* Direction *
Copy out each line below that has the word "this" in it.

[Stored items]
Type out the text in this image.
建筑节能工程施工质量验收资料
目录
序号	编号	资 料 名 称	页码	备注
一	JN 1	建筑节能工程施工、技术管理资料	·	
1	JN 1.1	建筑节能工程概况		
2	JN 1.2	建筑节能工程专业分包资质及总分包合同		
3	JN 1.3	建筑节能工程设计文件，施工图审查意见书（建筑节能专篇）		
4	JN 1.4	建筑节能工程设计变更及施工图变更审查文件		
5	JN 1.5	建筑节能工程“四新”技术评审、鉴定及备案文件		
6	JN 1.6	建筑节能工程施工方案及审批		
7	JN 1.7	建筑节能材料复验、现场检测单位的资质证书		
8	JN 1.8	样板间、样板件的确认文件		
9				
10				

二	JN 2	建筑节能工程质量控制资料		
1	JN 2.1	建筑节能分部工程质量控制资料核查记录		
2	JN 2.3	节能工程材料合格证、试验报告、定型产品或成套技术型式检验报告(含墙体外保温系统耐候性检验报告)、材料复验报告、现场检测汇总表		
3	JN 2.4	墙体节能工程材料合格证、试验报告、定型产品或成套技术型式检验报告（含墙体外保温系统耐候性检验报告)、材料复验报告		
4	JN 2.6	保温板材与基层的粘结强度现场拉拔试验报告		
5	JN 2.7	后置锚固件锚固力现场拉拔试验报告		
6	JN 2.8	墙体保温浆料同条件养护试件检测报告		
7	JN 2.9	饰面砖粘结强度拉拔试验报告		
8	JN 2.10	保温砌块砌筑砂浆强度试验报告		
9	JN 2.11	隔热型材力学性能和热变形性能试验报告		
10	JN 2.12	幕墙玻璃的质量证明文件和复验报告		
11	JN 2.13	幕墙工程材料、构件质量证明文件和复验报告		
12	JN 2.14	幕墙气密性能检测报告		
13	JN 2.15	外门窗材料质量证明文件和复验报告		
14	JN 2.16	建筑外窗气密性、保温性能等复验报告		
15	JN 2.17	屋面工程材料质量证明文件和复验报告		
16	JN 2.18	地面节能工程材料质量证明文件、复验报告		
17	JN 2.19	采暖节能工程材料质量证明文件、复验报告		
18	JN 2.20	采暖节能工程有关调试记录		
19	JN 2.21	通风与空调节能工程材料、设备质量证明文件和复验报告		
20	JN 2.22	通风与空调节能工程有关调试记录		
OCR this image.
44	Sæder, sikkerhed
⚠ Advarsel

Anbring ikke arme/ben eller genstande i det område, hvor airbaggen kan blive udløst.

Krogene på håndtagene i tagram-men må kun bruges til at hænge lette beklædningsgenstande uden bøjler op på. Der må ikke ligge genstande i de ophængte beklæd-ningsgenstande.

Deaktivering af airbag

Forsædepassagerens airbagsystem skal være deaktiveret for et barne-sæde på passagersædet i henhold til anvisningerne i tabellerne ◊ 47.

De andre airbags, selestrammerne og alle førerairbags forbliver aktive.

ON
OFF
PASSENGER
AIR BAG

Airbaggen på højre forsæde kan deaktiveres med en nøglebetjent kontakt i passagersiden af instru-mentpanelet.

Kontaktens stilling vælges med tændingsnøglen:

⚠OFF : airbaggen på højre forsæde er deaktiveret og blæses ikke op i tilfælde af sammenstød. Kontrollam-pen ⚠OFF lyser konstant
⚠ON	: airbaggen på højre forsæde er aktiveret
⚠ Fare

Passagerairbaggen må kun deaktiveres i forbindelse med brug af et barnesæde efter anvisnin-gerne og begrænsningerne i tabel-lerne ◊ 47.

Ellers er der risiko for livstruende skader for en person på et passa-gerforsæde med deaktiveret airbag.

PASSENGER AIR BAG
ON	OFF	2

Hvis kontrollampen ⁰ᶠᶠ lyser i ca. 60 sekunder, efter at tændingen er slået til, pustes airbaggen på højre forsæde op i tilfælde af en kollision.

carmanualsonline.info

* Task solution *
Type out the text in this image.
OCR this image.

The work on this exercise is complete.